■ Extracted records
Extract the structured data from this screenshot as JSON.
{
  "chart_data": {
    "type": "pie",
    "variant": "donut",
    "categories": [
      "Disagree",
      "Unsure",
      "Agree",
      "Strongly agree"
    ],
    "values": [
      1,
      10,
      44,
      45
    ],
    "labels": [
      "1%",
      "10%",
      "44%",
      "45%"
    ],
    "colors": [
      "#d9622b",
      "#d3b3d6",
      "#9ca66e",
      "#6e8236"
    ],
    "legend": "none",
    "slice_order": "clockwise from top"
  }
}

■ Exercise objective
Copy the material above, line for line.

■ Task response
Extract the structured data from this screenshot as JSON.
{
  "chart_data": {
    "type": "pie",
    "variant": "donut",
    "categories": [
      "Disagree",
      "Unsure",
      "Agree",
      "Strongly agree"
    ],
    "values": [
      1,
      10,
      44,
      45
    ],
    "labels": [
      "1%",
      "10%",
      "44%",
      "45%"
    ],
    "colors": [
      "#d9622b",
      "#d3b3d6",
      "#9ca66e",
      "#6e8236"
    ],
    "legend": "none",
    "slice_order": "clockwise from top"
  }
}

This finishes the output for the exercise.